TASK DESCRIPTION → Copy every line with the string "TradingView" in it.

** START OF EXTRACTED MATERIAL **

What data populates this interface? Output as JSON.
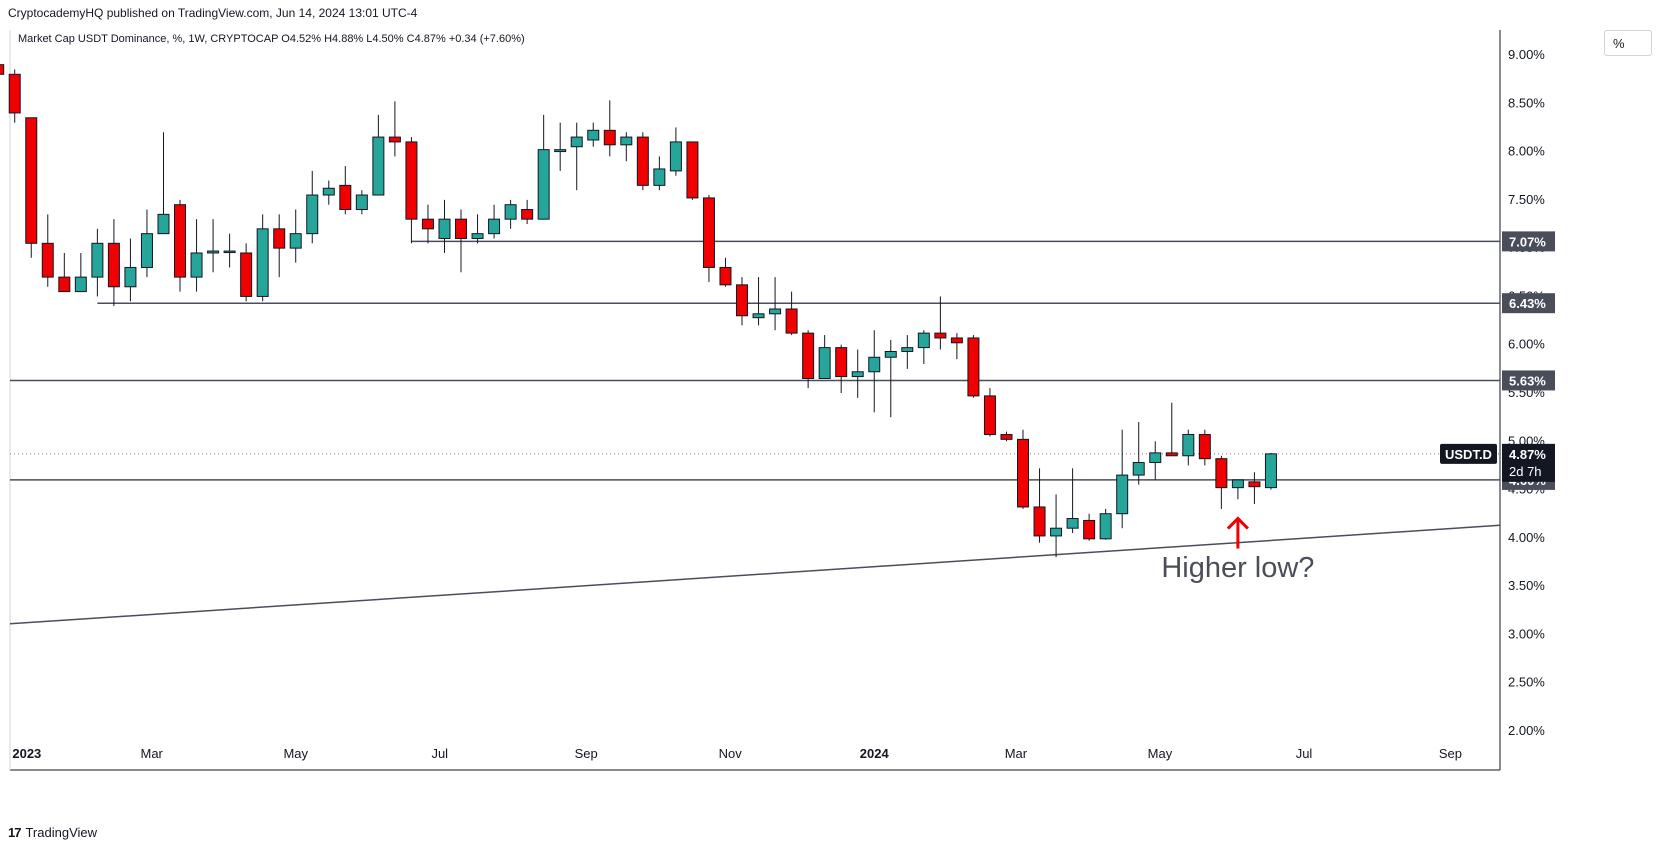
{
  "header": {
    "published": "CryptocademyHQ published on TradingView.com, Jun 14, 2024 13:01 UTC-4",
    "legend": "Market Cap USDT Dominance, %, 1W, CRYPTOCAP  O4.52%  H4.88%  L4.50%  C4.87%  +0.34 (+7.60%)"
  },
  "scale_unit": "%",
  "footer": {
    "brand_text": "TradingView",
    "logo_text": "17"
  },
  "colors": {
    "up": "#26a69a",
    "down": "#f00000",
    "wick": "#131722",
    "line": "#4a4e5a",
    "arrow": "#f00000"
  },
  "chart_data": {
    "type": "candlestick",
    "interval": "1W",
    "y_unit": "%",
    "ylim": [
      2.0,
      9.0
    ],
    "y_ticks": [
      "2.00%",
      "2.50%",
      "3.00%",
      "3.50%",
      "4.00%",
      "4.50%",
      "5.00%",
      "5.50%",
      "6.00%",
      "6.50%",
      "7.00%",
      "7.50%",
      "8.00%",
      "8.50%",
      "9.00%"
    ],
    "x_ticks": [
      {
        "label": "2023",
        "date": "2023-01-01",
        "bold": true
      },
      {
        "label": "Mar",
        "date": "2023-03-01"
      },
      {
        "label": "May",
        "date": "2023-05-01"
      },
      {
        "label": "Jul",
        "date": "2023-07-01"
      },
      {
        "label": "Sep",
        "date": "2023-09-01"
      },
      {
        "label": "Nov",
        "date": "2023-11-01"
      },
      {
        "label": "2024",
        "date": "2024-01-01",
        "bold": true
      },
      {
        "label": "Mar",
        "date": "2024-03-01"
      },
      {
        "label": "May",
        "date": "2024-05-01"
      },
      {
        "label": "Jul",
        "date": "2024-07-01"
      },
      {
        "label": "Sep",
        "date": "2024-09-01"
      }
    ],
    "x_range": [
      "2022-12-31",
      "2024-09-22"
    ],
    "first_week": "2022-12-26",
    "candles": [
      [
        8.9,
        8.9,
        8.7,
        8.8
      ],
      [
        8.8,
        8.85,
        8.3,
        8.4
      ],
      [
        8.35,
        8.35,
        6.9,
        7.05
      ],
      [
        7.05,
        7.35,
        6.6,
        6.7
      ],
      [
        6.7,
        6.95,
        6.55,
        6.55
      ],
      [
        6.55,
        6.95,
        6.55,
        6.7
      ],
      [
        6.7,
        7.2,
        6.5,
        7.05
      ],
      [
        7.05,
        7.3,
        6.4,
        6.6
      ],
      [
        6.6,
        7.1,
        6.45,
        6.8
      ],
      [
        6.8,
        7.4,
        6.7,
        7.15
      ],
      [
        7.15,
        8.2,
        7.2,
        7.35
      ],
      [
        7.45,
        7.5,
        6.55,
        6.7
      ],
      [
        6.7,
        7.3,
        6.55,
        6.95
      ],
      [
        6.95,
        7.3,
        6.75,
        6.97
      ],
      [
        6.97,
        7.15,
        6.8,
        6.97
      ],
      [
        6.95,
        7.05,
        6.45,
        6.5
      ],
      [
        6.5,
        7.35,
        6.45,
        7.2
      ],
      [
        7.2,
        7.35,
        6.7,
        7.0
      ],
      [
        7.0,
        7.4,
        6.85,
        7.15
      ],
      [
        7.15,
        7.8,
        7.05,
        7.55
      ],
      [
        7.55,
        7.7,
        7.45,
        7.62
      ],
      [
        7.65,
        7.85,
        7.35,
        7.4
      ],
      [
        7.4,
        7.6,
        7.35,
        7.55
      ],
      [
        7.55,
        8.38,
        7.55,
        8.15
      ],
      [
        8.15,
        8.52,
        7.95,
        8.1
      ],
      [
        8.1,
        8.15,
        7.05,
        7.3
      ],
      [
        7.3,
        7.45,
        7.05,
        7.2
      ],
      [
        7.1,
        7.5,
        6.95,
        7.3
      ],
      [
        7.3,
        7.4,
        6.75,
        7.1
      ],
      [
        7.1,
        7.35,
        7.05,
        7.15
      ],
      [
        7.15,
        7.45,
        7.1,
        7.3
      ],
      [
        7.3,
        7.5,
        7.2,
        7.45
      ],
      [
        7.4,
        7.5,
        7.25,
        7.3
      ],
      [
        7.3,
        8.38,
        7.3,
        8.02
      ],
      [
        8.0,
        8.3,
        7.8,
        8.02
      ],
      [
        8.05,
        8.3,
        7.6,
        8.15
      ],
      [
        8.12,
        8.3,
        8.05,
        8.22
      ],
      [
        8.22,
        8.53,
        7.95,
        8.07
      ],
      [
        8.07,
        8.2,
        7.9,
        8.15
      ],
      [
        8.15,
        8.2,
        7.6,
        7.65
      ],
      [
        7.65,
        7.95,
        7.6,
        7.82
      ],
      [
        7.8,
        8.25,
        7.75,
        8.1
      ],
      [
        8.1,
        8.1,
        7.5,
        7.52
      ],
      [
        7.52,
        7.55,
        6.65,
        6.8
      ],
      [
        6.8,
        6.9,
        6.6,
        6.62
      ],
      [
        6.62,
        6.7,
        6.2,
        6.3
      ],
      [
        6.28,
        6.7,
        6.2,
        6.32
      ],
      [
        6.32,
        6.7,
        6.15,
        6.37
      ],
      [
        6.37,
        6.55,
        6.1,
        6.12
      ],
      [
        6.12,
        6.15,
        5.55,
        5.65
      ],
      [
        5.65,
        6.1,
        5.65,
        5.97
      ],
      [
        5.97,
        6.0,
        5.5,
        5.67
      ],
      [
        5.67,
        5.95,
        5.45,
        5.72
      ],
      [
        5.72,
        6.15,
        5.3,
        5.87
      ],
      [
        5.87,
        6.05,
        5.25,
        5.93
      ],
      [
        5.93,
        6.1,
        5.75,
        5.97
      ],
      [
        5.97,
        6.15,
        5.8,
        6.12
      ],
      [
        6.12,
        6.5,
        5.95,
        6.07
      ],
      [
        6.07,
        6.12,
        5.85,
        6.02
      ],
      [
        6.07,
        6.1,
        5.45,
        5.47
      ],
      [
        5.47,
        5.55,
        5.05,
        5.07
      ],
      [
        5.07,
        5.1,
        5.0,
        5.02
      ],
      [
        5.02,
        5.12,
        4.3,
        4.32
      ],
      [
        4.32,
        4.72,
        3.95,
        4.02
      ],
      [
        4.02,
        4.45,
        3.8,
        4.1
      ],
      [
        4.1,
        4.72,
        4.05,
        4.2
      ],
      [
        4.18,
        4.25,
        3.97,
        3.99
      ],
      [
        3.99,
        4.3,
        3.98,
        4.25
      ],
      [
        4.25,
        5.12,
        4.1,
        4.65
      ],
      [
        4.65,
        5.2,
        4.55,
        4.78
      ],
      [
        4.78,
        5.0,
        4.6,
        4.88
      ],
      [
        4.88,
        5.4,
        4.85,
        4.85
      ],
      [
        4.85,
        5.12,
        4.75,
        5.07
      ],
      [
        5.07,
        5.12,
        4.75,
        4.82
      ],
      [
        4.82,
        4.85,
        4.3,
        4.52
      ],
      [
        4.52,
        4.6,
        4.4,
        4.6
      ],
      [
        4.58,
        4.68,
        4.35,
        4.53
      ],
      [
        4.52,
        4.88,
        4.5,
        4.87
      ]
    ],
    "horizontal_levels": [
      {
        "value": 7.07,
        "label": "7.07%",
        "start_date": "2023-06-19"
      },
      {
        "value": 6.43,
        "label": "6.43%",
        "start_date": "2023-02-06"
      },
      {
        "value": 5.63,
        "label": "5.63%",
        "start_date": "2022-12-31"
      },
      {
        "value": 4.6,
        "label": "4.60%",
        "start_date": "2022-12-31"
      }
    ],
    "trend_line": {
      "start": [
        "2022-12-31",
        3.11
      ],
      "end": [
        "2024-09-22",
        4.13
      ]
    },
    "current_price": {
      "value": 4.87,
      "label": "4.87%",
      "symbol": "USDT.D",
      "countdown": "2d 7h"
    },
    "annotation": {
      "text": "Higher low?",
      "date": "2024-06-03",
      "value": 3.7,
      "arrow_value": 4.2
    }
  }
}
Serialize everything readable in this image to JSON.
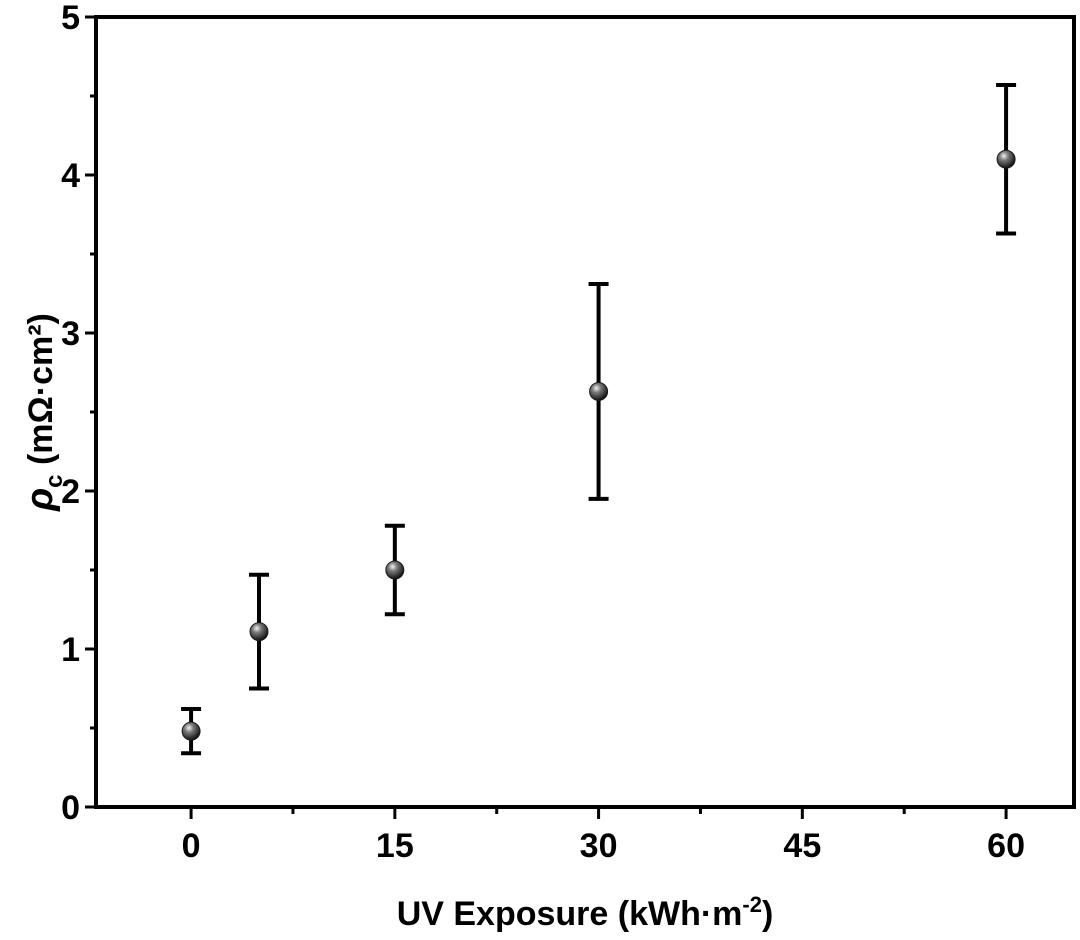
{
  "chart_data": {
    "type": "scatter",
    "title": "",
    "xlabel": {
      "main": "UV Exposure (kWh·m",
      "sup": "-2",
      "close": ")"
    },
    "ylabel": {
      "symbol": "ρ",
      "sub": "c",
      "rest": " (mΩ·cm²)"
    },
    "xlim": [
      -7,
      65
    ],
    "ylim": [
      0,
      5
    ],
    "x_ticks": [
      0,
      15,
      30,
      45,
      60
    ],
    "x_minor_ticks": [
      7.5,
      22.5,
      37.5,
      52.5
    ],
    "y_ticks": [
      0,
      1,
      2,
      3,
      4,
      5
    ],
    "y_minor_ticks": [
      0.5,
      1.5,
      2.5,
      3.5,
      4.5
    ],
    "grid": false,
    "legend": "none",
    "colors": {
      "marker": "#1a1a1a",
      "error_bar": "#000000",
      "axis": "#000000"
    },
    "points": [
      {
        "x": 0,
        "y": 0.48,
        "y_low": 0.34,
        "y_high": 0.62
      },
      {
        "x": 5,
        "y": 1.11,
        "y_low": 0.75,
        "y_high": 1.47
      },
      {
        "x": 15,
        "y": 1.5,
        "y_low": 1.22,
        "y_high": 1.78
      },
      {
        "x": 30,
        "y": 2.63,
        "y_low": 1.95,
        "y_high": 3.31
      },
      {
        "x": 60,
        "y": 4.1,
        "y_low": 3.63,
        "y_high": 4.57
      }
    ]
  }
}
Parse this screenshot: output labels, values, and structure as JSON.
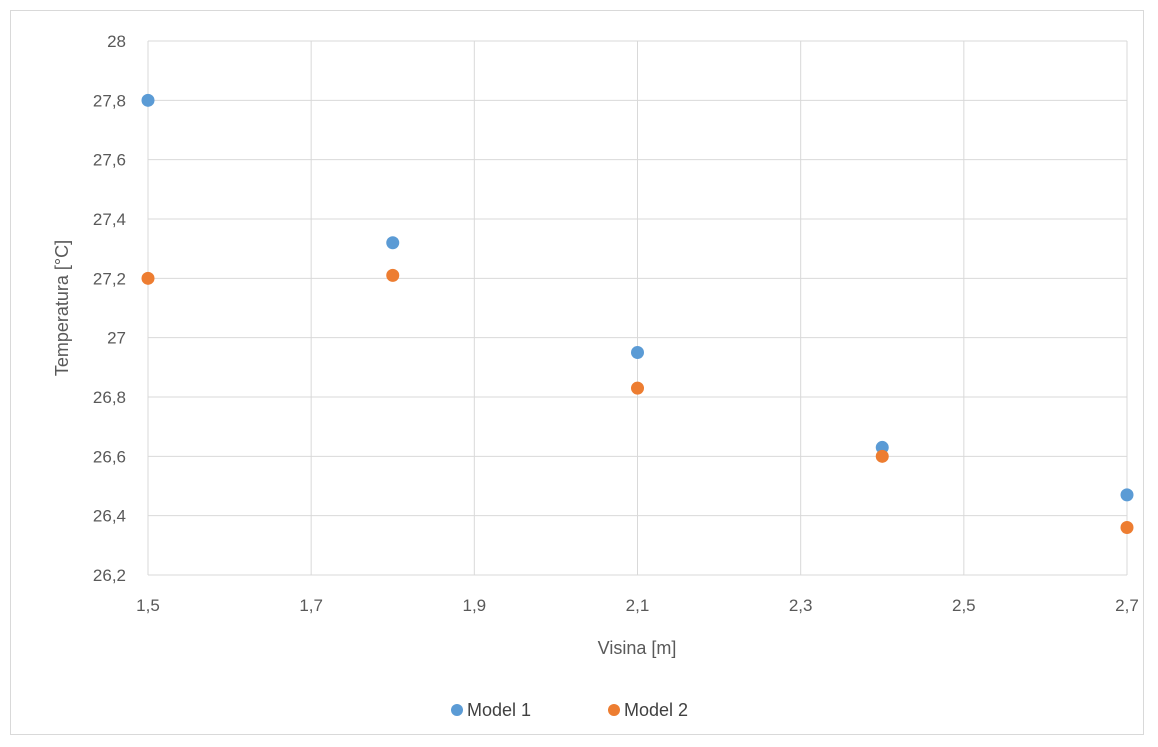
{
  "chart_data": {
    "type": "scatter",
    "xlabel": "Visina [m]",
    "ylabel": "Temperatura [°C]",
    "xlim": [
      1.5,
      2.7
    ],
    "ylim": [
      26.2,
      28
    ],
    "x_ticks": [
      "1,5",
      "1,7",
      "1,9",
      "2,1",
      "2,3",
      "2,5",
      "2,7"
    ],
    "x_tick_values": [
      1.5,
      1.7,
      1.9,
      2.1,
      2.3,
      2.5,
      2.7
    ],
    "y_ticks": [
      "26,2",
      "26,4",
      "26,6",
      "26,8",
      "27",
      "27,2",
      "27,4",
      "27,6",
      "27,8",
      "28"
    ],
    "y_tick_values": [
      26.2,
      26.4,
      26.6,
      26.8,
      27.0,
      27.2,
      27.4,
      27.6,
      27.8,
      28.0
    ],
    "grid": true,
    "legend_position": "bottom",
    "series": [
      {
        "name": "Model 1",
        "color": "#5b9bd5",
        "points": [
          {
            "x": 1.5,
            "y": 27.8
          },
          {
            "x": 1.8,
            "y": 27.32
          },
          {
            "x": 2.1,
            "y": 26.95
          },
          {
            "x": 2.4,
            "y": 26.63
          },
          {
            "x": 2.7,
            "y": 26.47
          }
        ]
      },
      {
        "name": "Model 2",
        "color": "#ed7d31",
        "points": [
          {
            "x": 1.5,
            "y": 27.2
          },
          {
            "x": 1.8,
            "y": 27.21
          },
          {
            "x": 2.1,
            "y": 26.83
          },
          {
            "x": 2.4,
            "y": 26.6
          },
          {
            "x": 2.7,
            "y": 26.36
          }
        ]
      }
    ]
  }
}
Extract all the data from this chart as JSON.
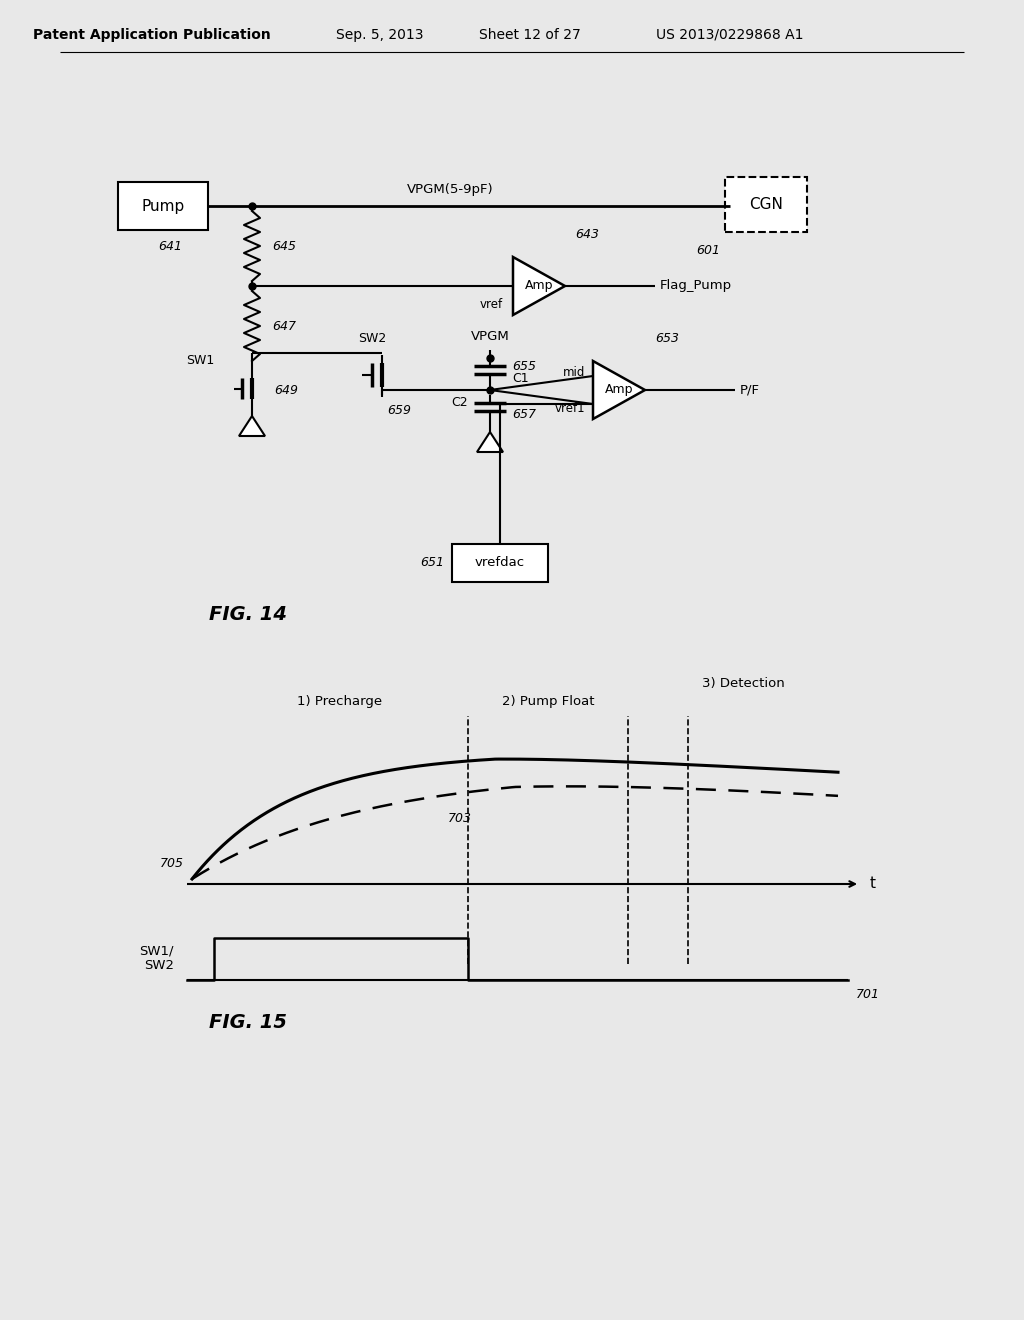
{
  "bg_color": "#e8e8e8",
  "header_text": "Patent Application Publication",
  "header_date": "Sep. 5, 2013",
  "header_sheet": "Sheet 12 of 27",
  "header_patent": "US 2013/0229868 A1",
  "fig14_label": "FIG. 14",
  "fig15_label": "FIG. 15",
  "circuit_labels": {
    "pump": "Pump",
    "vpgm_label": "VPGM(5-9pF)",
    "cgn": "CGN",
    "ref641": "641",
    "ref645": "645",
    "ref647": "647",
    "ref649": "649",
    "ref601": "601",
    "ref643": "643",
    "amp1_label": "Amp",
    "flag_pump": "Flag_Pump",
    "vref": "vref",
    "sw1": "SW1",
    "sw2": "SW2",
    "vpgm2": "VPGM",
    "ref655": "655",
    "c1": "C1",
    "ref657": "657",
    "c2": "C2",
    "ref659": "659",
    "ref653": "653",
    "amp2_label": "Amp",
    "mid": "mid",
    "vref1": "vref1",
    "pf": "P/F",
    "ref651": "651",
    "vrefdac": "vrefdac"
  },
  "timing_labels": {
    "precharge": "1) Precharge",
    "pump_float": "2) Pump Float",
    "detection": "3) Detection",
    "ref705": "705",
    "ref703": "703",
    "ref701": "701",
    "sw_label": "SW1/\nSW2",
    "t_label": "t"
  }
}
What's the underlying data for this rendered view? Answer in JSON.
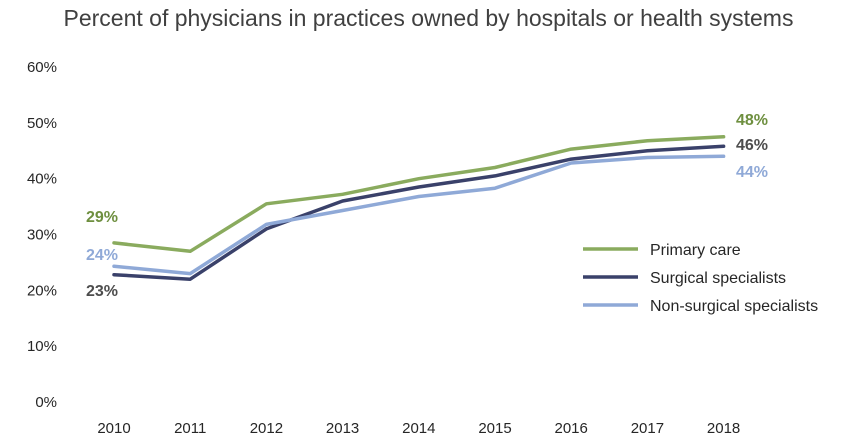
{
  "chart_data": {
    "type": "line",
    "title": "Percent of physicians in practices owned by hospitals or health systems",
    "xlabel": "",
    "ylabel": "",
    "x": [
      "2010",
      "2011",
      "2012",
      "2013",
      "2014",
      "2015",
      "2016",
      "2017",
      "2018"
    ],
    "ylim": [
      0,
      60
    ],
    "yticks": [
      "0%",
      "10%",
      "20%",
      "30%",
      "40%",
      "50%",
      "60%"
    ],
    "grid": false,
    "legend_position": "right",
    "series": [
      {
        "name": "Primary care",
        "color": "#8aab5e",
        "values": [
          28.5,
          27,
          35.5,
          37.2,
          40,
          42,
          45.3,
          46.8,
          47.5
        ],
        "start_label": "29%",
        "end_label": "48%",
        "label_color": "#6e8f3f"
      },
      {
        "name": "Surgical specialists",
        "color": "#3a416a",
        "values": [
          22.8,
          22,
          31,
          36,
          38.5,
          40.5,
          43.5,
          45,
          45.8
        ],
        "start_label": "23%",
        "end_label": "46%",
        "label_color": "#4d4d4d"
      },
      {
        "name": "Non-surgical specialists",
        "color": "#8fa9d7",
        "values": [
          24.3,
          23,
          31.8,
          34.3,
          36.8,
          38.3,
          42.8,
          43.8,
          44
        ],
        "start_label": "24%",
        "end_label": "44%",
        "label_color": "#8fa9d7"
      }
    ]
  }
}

** END OF EXTRACTED MATERIAL **

SOLUTION TO THE EXERCISE →
    "published": "CryptocademyHQ published on TradingView.com, Jun 14, 2024 13:01 UTC-4",
    "brand_text": "TradingView",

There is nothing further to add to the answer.